Records shown start
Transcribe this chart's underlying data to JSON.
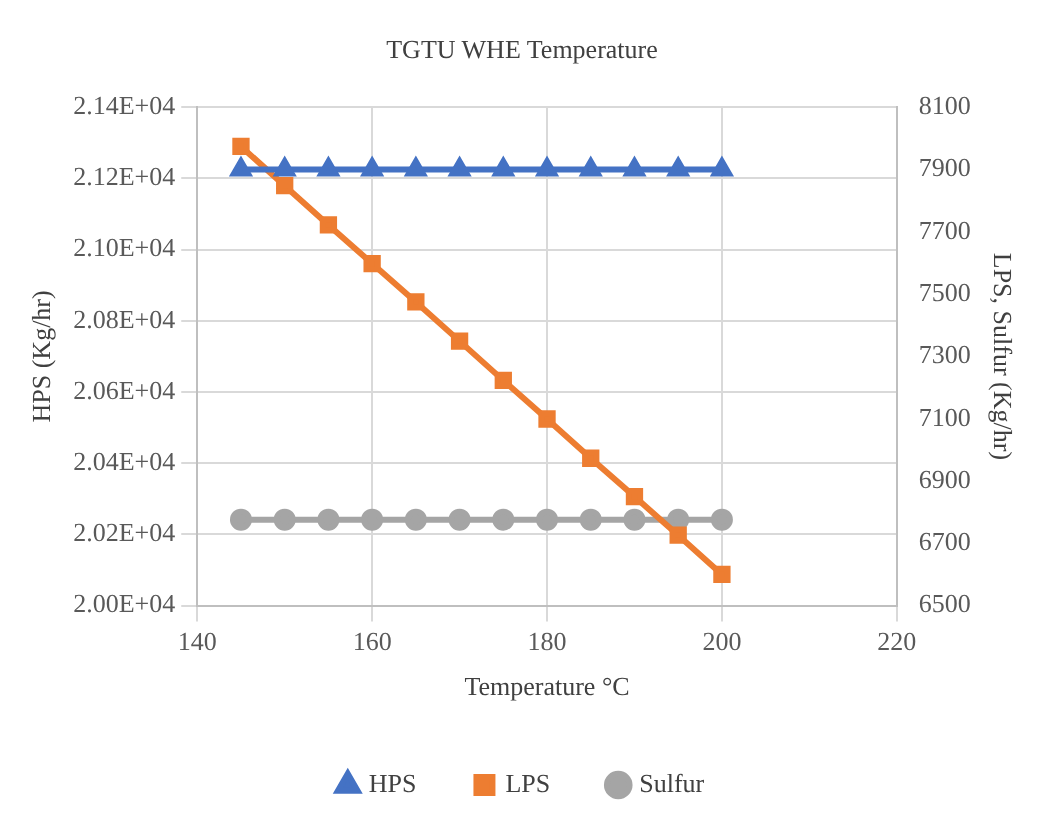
{
  "chart_data": {
    "type": "line",
    "title": "TGTU WHE Temperature",
    "xlabel": "Temperature °C",
    "ylabel": "HPS (Kg/hr)",
    "y2label": "LPS, Sulfur (Kg/hr)",
    "x": [
      145,
      150,
      155,
      160,
      165,
      170,
      175,
      180,
      185,
      190,
      195,
      200
    ],
    "series": [
      {
        "name": "HPS",
        "color": "#4472c4",
        "marker": "triangle",
        "values": [
          21225,
          21225,
          21225,
          21225,
          21225,
          21225,
          21225,
          21225,
          21225,
          21225,
          21225,
          21225
        ]
      },
      {
        "name": "LPS",
        "color": "#ed7d31",
        "marker": "square",
        "axis": "y2",
        "values": [
          7974,
          7848,
          7722,
          7598,
          7475,
          7349,
          7223,
          7099,
          6973,
          6850,
          6726,
          6600
        ]
      },
      {
        "name": "Sulfur",
        "color": "#a5a5a5",
        "marker": "circle",
        "axis": "y2",
        "values": [
          6776,
          6776,
          6776,
          6776,
          6776,
          6776,
          6776,
          6776,
          6776,
          6776,
          6776,
          6776
        ]
      }
    ],
    "xlim": [
      140,
      220
    ],
    "xticks": [
      140,
      160,
      180,
      200,
      220
    ],
    "ylim": [
      20000,
      21400
    ],
    "yticks": [
      {
        "value": 20000,
        "label": "2.00E+04"
      },
      {
        "value": 20200,
        "label": "2.02E+04"
      },
      {
        "value": 20400,
        "label": "2.04E+04"
      },
      {
        "value": 20600,
        "label": "2.06E+04"
      },
      {
        "value": 20800,
        "label": "2.08E+04"
      },
      {
        "value": 21000,
        "label": "2.10E+04"
      },
      {
        "value": 21200,
        "label": "2.12E+04"
      },
      {
        "value": 21400,
        "label": "2.14E+04"
      }
    ],
    "y2lim": [
      6500,
      8100
    ],
    "y2ticks": [
      6500,
      6700,
      6900,
      7100,
      7300,
      7500,
      7700,
      7900,
      8100
    ],
    "grid": true,
    "legend": "bottom",
    "line_style": "solid"
  }
}
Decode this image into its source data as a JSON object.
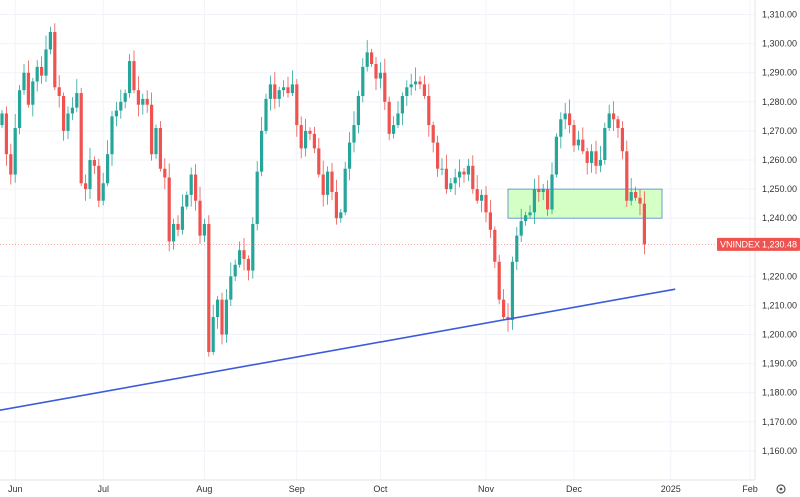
{
  "chart_data": {
    "type": "candlestick",
    "symbol": "VNINDEX",
    "last_price": "1,230.48",
    "y_range": [
      1150,
      1315
    ],
    "y_ticks": [
      {
        "value": 1310,
        "label": "1,310.00"
      },
      {
        "value": 1300,
        "label": "1,300.00"
      },
      {
        "value": 1290,
        "label": "1,290.00"
      },
      {
        "value": 1280,
        "label": "1,280.00"
      },
      {
        "value": 1270,
        "label": "1,270.00"
      },
      {
        "value": 1260,
        "label": "1,260.00"
      },
      {
        "value": 1250,
        "label": "1,250.00"
      },
      {
        "value": 1240,
        "label": "1,240.00"
      },
      {
        "value": 1220,
        "label": "1,220.00"
      },
      {
        "value": 1210,
        "label": "1,210.00"
      },
      {
        "value": 1200,
        "label": "1,200.00"
      },
      {
        "value": 1190,
        "label": "1,190.00"
      },
      {
        "value": 1180,
        "label": "1,180.00"
      },
      {
        "value": 1170,
        "label": "1,170.00"
      },
      {
        "value": 1160,
        "label": "1,160.00"
      }
    ],
    "x_range": [
      0,
      180
    ],
    "x_ticks": [
      {
        "label": "Jun",
        "bar": 3
      },
      {
        "label": "Jul",
        "bar": 23
      },
      {
        "label": "Aug",
        "bar": 46
      },
      {
        "label": "Sep",
        "bar": 67
      },
      {
        "label": "Oct",
        "bar": 86
      },
      {
        "label": "Nov",
        "bar": 110
      },
      {
        "label": "Dec",
        "bar": 130
      },
      {
        "label": "2025",
        "bar": 152
      },
      {
        "label": "Feb",
        "bar": 170
      }
    ],
    "closes": [
      1276,
      1262,
      1255,
      1271,
      1284,
      1290,
      1279,
      1287,
      1292,
      1289,
      1298,
      1304,
      1285,
      1282,
      1270,
      1276,
      1278,
      1283,
      1252,
      1250,
      1260,
      1258,
      1246,
      1252,
      1262,
      1275,
      1277,
      1280,
      1283,
      1294,
      1284,
      1279,
      1281,
      1279,
      1262,
      1271,
      1257,
      1254,
      1232,
      1238,
      1236,
      1244,
      1248,
      1255,
      1246,
      1234,
      1238,
      1194,
      1206,
      1212,
      1200,
      1212,
      1220,
      1224,
      1229,
      1226,
      1222,
      1238,
      1256,
      1270,
      1281,
      1286,
      1281,
      1284,
      1285,
      1283,
      1286,
      1272,
      1264,
      1270,
      1269,
      1264,
      1255,
      1248,
      1256,
      1249,
      1240,
      1242,
      1257,
      1266,
      1272,
      1282,
      1292,
      1297,
      1293,
      1288,
      1290,
      1280,
      1269,
      1272,
      1276,
      1282,
      1285,
      1286,
      1287,
      1286,
      1282,
      1272,
      1266,
      1257,
      1257,
      1250,
      1252,
      1254,
      1256,
      1255,
      1258,
      1250,
      1246,
      1248,
      1242,
      1236,
      1225,
      1212,
      1206,
      1205,
      1225,
      1234,
      1239,
      1241,
      1242,
      1250,
      1249,
      1250,
      1243,
      1255,
      1268,
      1274,
      1276,
      1272,
      1265,
      1267,
      1263,
      1259,
      1263,
      1258,
      1260,
      1271,
      1276,
      1274,
      1271,
      1263,
      1246,
      1249,
      1247,
      1245,
      1231
    ],
    "trendlines": [
      {
        "name": "rising-support",
        "from": {
          "bar": -3,
          "value": 1173.3
        },
        "to": {
          "bar": 153,
          "value": 1215.6
        },
        "color": "#3b5bdb"
      }
    ],
    "zones": [
      {
        "name": "support-zone",
        "bar_from": 115,
        "bar_to": 150,
        "low": 1240,
        "high": 1250,
        "fill": "#ccffbb",
        "stroke": "#4c86c8"
      }
    ],
    "colors": {
      "up": "#26a69a",
      "down": "#ef5350",
      "grid": "#f0f3fa",
      "axis_text": "#333333",
      "badge": "#ef5350"
    }
  },
  "ui": {
    "settings_icon": "gear-icon"
  }
}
Records shown end
Reproduce the entries above word for word. Pictures stay out.

Transcribe this chart's underlying data to JSON.
{
  "chart_data": {
    "type": "line",
    "title": "TGTU WHE Temperature",
    "xlabel": "Temperature °C",
    "ylabel": "HPS (Kg/hr)",
    "y2label": "LPS, Sulfur (Kg/hr)",
    "x": [
      145,
      150,
      155,
      160,
      165,
      170,
      175,
      180,
      185,
      190,
      195,
      200
    ],
    "series": [
      {
        "name": "HPS",
        "color": "#4472c4",
        "marker": "triangle",
        "values": [
          21225,
          21225,
          21225,
          21225,
          21225,
          21225,
          21225,
          21225,
          21225,
          21225,
          21225,
          21225
        ]
      },
      {
        "name": "LPS",
        "color": "#ed7d31",
        "marker": "square",
        "axis": "y2",
        "values": [
          7974,
          7848,
          7722,
          7598,
          7475,
          7349,
          7223,
          7099,
          6973,
          6850,
          6726,
          6600
        ]
      },
      {
        "name": "Sulfur",
        "color": "#a5a5a5",
        "marker": "circle",
        "axis": "y2",
        "values": [
          6776,
          6776,
          6776,
          6776,
          6776,
          6776,
          6776,
          6776,
          6776,
          6776,
          6776,
          6776
        ]
      }
    ],
    "xlim": [
      140,
      220
    ],
    "xticks": [
      140,
      160,
      180,
      200,
      220
    ],
    "ylim": [
      20000,
      21400
    ],
    "yticks": [
      {
        "value": 20000,
        "label": "2.00E+04"
      },
      {
        "value": 20200,
        "label": "2.02E+04"
      },
      {
        "value": 20400,
        "label": "2.04E+04"
      },
      {
        "value": 20600,
        "label": "2.06E+04"
      },
      {
        "value": 20800,
        "label": "2.08E+04"
      },
      {
        "value": 21000,
        "label": "2.10E+04"
      },
      {
        "value": 21200,
        "label": "2.12E+04"
      },
      {
        "value": 21400,
        "label": "2.14E+04"
      }
    ],
    "y2lim": [
      6500,
      8100
    ],
    "y2ticks": [
      6500,
      6700,
      6900,
      7100,
      7300,
      7500,
      7700,
      7900,
      8100
    ],
    "grid": true,
    "legend": "bottom",
    "line_style": "solid"
  }
}
Decode this image into its source data as a JSON object.
{
  "chart_data": {
    "type": "candlestick",
    "symbol": "VNINDEX",
    "last_price": "1,230.48",
    "y_range": [
      1150,
      1315
    ],
    "y_ticks": [
      {
        "value": 1310,
        "label": "1,310.00"
      },
      {
        "value": 1300,
        "label": "1,300.00"
      },
      {
        "value": 1290,
        "label": "1,290.00"
      },
      {
        "value": 1280,
        "label": "1,280.00"
      },
      {
        "value": 1270,
        "label": "1,270.00"
      },
      {
        "value": 1260,
        "label": "1,260.00"
      },
      {
        "value": 1250,
        "label": "1,250.00"
      },
      {
        "value": 1240,
        "label": "1,240.00"
      },
      {
        "value": 1220,
        "label": "1,220.00"
      },
      {
        "value": 1210,
        "label": "1,210.00"
      },
      {
        "value": 1200,
        "label": "1,200.00"
      },
      {
        "value": 1190,
        "label": "1,190.00"
      },
      {
        "value": 1180,
        "label": "1,180.00"
      },
      {
        "value": 1170,
        "label": "1,170.00"
      },
      {
        "value": 1160,
        "label": "1,160.00"
      }
    ],
    "x_range": [
      0,
      180
    ],
    "x_ticks": [
      {
        "label": "Jun",
        "bar": 3
      },
      {
        "label": "Jul",
        "bar": 23
      },
      {
        "label": "Aug",
        "bar": 46
      },
      {
        "label": "Sep",
        "bar": 67
      },
      {
        "label": "Oct",
        "bar": 86
      },
      {
        "label": "Nov",
        "bar": 110
      },
      {
        "label": "Dec",
        "bar": 130
      },
      {
        "label": "2025",
        "bar": 152
      },
      {
        "label": "Feb",
        "bar": 170
      }
    ],
    "closes": [
      1276,
      1262,
      1255,
      1271,
      1284,
      1290,
      1279,
      1287,
      1292,
      1289,
      1298,
      1304,
      1285,
      1282,
      1270,
      1276,
      1278,
      1283,
      1252,
      1250,
      1260,
      1258,
      1246,
      1252,
      1262,
      1275,
      1277,
      1280,
      1283,
      1294,
      1284,
      1279,
      1281,
      1279,
      1262,
      1271,
      1257,
      1254,
      1232,
      1238,
      1236,
      1244,
      1248,
      1255,
      1246,
      1234,
      1238,
      1194,
      1206,
      1212,
      1200,
      1212,
      1220,
      1224,
      1229,
      1226,
      1222,
      1238,
      1256,
      1270,
      1281,
      1286,
      1281,
      1284,
      1285,
      1283,
      1286,
      1272,
      1264,
      1270,
      1269,
      1264,
      1255,
      1248,
      1256,
      1249,
      1240,
      1242,
      1257,
      1266,
      1272,
      1282,
      1292,
      1297,
      1293,
      1288,
      1290,
      1280,
      1269,
      1272,
      1276,
      1282,
      1285,
      1286,
      1287,
      1286,
      1282,
      1272,
      1266,
      1257,
      1257,
      1250,
      1252,
      1254,
      1256,
      1255,
      1258,
      1250,
      1246,
      1248,
      1242,
      1236,
      1225,
      1212,
      1206,
      1205,
      1225,
      1234,
      1239,
      1241,
      1242,
      1250,
      1249,
      1250,
      1243,
      1255,
      1268,
      1274,
      1276,
      1272,
      1265,
      1267,
      1263,
      1259,
      1263,
      1258,
      1260,
      1271,
      1276,
      1274,
      1271,
      1263,
      1246,
      1249,
      1247,
      1245,
      1231
    ],
    "trendlines": [
      {
        "name": "rising-support",
        "from": {
          "bar": -3,
          "value": 1173.3
        },
        "to": {
          "bar": 153,
          "value": 1215.6
        },
        "color": "#3b5bdb"
      }
    ],
    "zones": [
      {
        "name": "support-zone",
        "bar_from": 115,
        "bar_to": 150,
        "low": 1240,
        "high": 1250,
        "fill": "#ccffbb",
        "stroke": "#4c86c8"
      }
    ],
    "colors": {
      "up": "#26a69a",
      "down": "#ef5350",
      "grid": "#f0f3fa",
      "axis_text": "#333333",
      "badge": "#ef5350"
    }
  },
  "ui": {
    "settings_icon": "gear-icon"
  }
}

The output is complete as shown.